(MATERIAL PROVIDED begins)

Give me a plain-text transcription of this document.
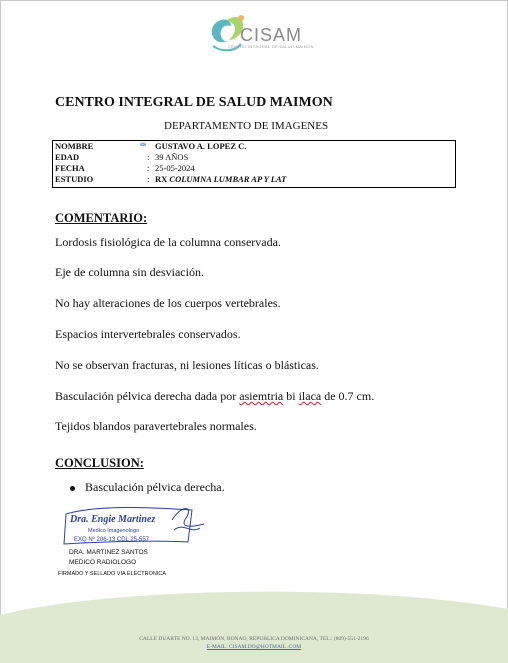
CISAM
CENTRO INTEGRAL DE SALUD MAIMON
CENTRO INTEGRAL DE SALUD MAIMON
DEPARTAMENTO DE IMAGENES
ꙭ
NOMBRE	GUSTAVO A. LOPEZ C.
EDAD	: 39 AÑOS
FECHA	: 25-05-2024
ESTUDIO	: RX COLUMNA LUMBAR AP Y LAT
COMENTARIO:
Lordosis fisiológica de la columna conservada.
Eje de columna sin desviación.
No hay alteraciones de los cuerpos vertebrales.
Espacios intervertebrales conservados.
No se observan fracturas, ni lesiones líticas o blásticas.
Basculación pélvica derecha dada por asiemtria bi ilaca de 0.7 cm.
Tejidos blandos paravertebrales normales.
CONCLUSION:
Basculación pélvica derecha.
Dra. Engie Martinez
Medico Imagenologo
EXQ Nº 206-13 CDL 25-557
DRA. MARTINEZ SANTOS
MEDICO RADIOLOGO
FIRMADO Y SELLADO VIA ELECTRONICA
CALLE DUARTE NO. 13, MAIMÓN, BONAO, REPUBLICA DOMINICANA, TEL.: (809)-551-2196
E-MAIL: CISAM.DO@HOTMAIL .COM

(MATERIAL PROVIDED ends)

▸ TASK ITEM: For every line above that has "pélvica" in it, copy the line.

▸ TASK RESPONSE:
Basculación pélvica derecha dada por asiemtria bi ilaca de 0.7 cm.
Basculación pélvica derecha.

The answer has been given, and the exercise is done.